◆ Objective ◆
Across the listing below, count the lines that mention the string "JSON". Reply with the figure only.

◆ Given entries ◆
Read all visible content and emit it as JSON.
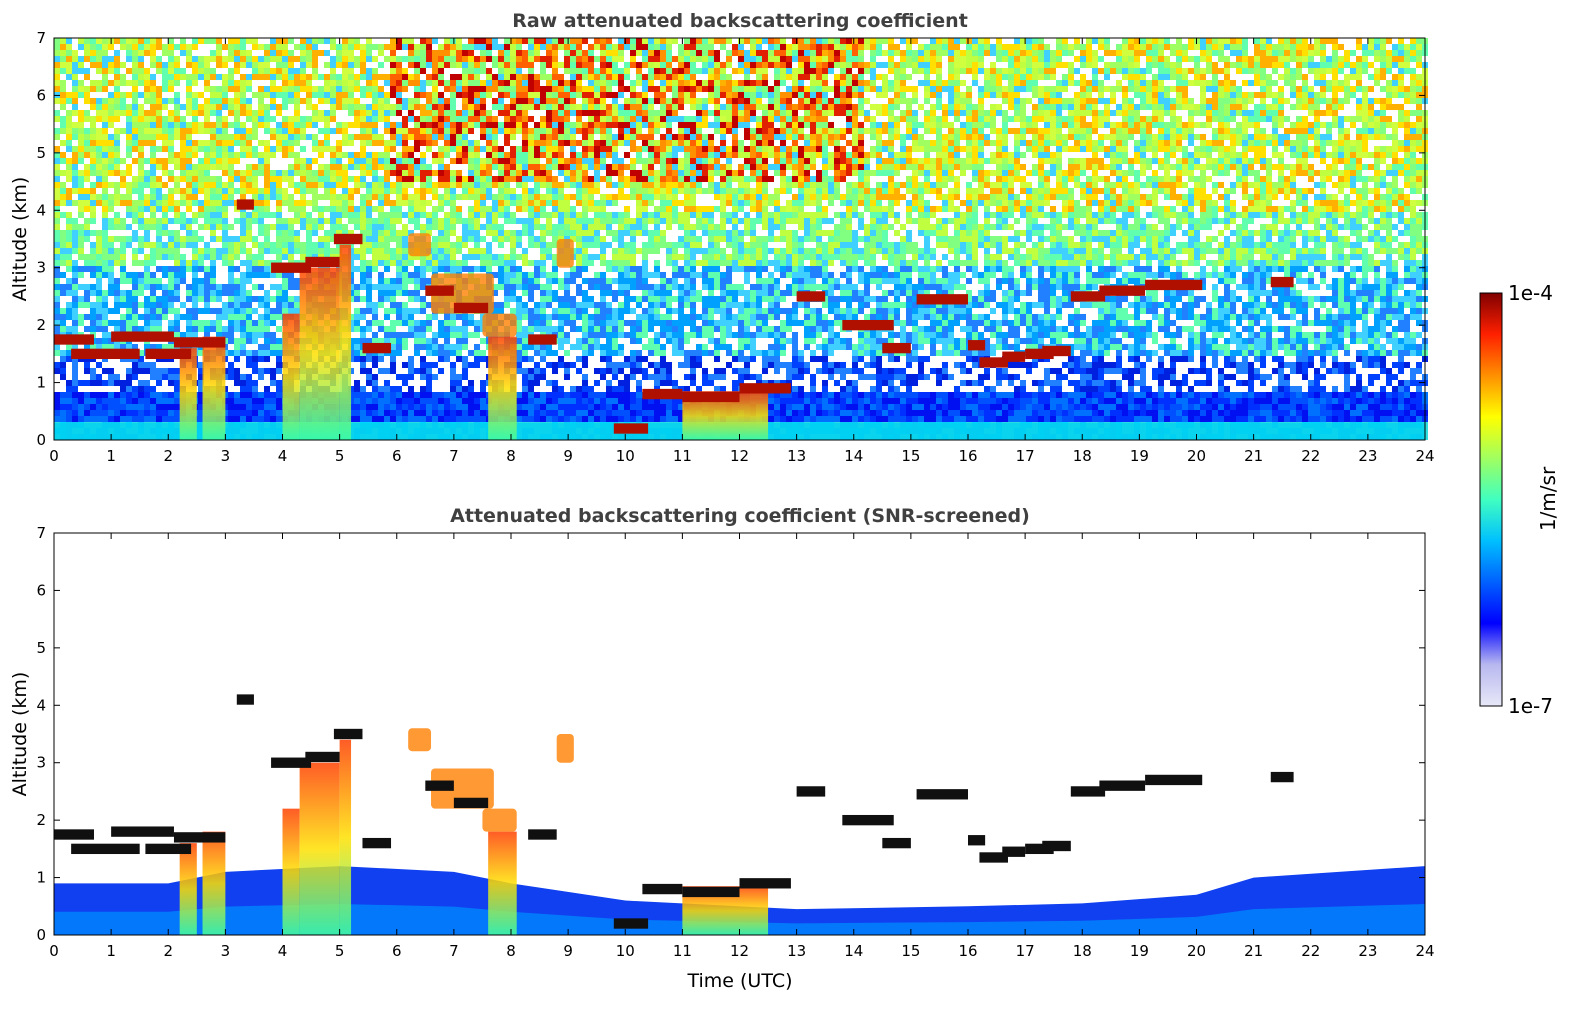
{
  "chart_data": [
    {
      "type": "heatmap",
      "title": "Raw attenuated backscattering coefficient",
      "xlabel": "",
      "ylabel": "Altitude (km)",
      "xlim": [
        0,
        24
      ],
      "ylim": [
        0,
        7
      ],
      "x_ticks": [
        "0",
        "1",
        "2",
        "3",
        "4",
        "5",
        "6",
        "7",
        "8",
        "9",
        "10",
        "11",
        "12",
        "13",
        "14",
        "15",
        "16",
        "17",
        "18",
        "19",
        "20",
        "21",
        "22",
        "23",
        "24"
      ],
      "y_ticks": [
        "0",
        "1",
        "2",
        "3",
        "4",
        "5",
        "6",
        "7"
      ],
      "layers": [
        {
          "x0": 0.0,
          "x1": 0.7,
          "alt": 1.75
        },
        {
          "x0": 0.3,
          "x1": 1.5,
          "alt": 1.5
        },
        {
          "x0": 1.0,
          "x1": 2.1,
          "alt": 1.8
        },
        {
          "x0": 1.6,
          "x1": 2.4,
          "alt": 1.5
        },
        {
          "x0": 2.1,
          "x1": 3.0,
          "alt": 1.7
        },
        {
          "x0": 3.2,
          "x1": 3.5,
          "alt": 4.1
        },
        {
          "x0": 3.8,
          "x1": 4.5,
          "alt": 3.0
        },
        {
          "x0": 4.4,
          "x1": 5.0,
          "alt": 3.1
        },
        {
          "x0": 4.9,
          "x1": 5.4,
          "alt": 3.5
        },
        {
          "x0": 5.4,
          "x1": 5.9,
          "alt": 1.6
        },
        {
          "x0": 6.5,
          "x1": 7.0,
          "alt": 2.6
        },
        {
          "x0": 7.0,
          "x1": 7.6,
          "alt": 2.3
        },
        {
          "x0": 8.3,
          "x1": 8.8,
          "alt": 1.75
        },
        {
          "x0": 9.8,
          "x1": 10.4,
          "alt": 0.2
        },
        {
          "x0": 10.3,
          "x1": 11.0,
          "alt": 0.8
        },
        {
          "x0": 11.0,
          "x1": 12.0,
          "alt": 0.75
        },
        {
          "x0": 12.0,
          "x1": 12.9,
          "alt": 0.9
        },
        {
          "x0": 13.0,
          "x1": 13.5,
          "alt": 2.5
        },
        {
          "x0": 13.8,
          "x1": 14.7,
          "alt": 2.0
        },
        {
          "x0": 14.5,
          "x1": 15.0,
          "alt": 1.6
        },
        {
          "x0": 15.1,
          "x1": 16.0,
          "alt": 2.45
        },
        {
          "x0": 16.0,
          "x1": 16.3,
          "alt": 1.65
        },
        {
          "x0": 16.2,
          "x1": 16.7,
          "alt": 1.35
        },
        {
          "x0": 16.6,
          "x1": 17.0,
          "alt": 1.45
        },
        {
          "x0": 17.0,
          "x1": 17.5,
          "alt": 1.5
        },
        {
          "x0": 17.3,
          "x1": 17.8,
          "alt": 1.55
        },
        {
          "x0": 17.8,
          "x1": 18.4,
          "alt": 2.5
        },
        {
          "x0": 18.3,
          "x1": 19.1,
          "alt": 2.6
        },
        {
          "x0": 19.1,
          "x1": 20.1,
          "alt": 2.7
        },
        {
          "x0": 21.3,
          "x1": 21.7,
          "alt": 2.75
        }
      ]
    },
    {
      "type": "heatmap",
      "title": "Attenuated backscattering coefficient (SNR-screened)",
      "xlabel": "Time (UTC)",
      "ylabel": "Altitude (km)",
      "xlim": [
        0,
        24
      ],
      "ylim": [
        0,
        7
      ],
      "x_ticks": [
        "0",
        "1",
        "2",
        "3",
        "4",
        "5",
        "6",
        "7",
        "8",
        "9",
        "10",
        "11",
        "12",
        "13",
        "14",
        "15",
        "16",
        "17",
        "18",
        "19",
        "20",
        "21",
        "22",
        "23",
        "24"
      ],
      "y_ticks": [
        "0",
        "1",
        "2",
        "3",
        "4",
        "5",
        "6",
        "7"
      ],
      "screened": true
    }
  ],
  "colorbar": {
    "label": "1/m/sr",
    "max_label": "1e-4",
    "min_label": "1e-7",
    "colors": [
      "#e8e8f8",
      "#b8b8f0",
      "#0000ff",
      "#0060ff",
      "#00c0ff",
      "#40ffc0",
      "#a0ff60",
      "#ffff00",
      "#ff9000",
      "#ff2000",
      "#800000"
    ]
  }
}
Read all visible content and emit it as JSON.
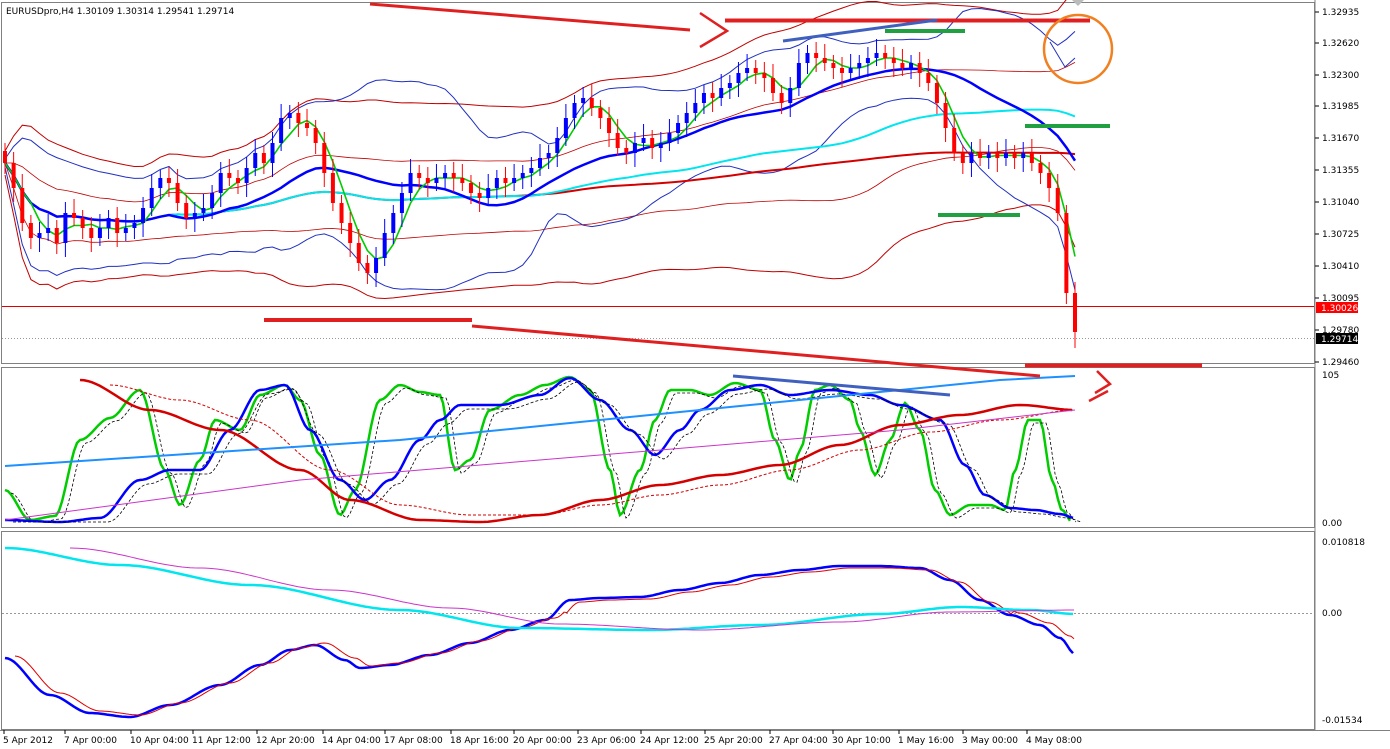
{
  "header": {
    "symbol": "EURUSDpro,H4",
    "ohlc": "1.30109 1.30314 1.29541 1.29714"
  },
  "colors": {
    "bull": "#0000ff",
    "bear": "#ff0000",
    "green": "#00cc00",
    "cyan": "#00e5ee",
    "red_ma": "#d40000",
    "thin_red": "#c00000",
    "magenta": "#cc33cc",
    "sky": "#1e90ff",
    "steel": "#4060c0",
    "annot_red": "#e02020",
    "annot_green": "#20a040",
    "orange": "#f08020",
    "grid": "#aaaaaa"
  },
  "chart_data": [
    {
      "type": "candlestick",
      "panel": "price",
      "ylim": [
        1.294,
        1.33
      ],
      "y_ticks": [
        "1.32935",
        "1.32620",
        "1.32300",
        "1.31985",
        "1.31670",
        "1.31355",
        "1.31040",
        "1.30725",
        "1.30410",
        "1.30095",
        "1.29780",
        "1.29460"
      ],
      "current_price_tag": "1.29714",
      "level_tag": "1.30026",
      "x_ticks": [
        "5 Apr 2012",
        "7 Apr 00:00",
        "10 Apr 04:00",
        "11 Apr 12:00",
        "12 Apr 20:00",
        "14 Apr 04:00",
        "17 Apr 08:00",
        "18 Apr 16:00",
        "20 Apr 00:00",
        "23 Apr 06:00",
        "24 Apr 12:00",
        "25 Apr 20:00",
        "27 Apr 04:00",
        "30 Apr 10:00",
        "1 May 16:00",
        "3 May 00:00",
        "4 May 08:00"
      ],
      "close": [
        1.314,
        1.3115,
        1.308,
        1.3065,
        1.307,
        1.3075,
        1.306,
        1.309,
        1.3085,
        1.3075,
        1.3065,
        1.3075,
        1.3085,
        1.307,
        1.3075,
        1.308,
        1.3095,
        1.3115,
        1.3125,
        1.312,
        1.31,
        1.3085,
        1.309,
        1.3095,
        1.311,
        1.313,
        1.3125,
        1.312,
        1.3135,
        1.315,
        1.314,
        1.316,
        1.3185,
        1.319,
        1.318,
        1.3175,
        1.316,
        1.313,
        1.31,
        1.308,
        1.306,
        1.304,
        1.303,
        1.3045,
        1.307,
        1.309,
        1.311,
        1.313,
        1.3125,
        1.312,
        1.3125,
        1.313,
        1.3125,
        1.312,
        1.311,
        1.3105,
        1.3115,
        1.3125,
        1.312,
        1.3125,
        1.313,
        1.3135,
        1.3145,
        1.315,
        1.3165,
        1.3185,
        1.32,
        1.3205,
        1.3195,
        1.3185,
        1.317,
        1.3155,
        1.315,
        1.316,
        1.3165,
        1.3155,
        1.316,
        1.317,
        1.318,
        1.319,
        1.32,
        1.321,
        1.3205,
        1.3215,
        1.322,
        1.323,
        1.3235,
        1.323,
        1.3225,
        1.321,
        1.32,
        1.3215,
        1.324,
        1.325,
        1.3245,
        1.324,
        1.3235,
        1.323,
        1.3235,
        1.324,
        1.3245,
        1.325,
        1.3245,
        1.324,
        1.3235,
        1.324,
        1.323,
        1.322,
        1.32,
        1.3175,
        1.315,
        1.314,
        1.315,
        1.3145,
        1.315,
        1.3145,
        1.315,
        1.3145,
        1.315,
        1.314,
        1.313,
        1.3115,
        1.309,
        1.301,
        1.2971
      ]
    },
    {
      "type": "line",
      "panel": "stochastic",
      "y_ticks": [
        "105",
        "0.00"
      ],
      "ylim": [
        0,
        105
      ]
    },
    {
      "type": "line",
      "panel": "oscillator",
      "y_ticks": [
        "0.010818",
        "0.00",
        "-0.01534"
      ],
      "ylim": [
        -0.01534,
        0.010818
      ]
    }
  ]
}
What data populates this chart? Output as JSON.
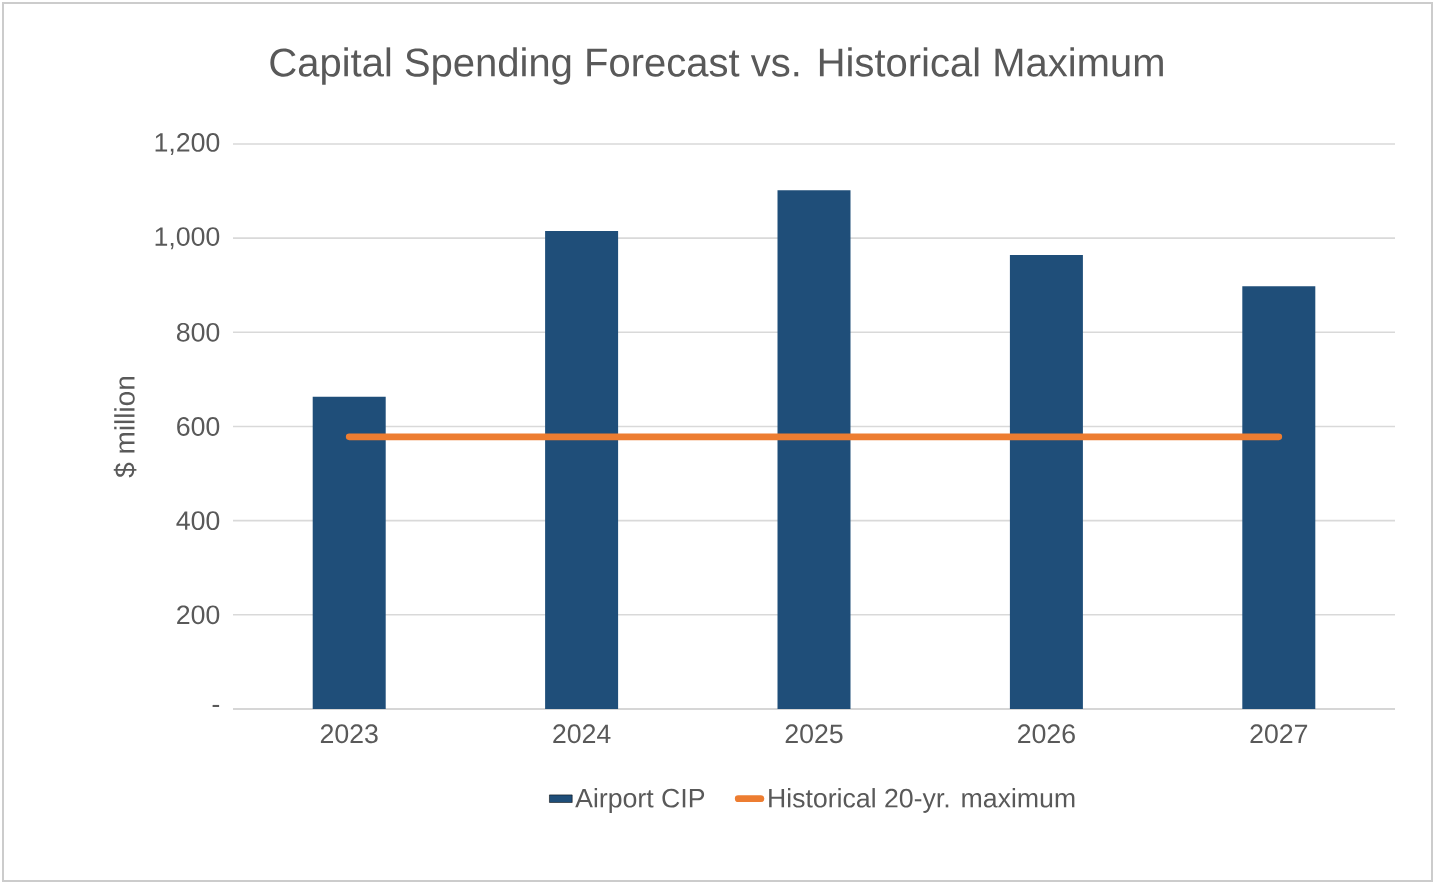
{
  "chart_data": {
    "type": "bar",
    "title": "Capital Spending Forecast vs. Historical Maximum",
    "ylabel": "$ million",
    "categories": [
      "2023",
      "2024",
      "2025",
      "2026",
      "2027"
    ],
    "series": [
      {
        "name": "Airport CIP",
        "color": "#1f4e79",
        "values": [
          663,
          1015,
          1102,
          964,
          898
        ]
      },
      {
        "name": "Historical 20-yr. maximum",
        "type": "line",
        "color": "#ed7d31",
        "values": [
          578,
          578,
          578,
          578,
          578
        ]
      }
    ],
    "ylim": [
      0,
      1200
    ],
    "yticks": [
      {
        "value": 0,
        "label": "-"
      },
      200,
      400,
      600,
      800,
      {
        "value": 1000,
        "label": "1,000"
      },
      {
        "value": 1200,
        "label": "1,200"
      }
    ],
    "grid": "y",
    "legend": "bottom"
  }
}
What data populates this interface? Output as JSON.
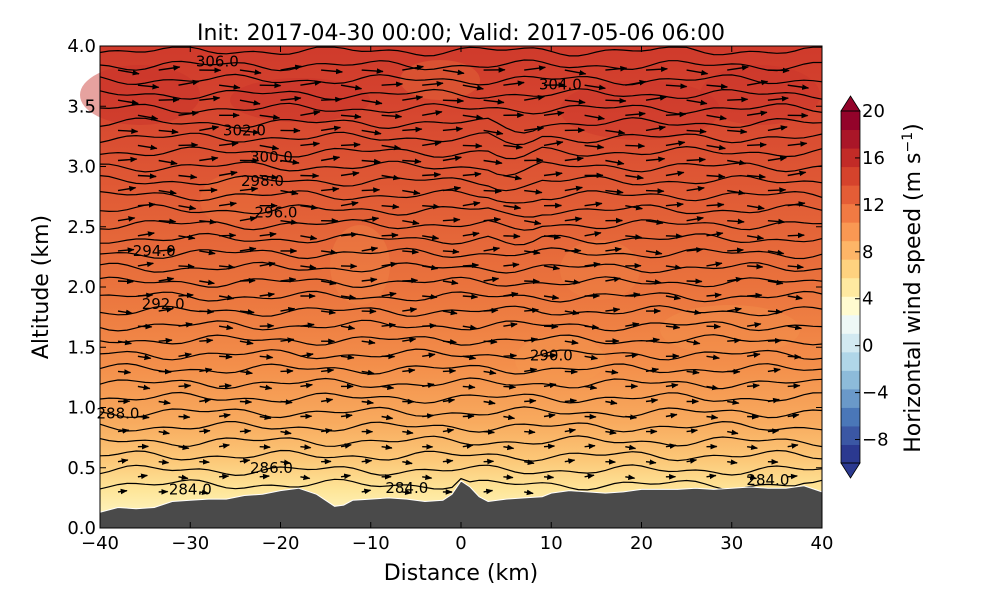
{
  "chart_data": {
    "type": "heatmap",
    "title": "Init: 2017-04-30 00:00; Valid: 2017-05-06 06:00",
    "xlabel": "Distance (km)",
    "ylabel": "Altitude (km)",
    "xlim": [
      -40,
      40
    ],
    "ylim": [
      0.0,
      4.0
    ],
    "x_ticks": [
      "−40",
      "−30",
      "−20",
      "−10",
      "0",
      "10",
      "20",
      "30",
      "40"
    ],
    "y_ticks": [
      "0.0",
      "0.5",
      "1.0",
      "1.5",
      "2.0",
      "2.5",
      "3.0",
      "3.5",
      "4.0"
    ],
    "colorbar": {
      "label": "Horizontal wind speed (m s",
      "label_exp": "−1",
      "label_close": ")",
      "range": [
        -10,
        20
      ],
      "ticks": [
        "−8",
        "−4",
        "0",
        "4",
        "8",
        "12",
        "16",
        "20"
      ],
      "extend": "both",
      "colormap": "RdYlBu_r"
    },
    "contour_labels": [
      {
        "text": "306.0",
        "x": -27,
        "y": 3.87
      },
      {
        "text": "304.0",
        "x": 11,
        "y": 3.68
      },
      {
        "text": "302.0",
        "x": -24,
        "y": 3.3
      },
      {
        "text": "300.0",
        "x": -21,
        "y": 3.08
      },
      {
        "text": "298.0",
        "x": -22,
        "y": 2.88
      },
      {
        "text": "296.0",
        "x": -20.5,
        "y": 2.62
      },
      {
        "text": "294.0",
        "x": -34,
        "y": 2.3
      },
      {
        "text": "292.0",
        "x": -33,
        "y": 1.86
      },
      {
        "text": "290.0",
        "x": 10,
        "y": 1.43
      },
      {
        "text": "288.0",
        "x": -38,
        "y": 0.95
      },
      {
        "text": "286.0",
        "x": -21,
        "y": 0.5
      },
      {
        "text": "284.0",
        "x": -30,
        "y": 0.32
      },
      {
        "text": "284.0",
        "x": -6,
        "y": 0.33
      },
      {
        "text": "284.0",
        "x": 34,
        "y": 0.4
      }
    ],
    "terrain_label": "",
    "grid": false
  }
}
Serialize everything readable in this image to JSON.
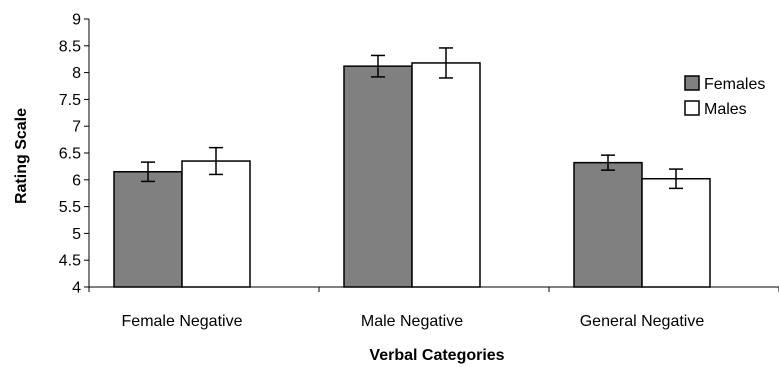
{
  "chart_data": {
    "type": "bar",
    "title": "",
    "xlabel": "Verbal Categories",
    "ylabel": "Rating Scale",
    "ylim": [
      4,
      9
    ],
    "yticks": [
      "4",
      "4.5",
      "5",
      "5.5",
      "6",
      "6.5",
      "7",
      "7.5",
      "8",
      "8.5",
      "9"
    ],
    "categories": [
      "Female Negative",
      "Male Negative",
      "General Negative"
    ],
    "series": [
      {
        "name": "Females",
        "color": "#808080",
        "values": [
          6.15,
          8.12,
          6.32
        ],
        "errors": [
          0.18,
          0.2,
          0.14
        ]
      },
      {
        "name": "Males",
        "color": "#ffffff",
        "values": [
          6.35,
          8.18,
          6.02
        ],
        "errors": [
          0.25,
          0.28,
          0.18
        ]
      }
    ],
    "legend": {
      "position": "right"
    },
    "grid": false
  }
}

◆ Answer to this exercise ◆
5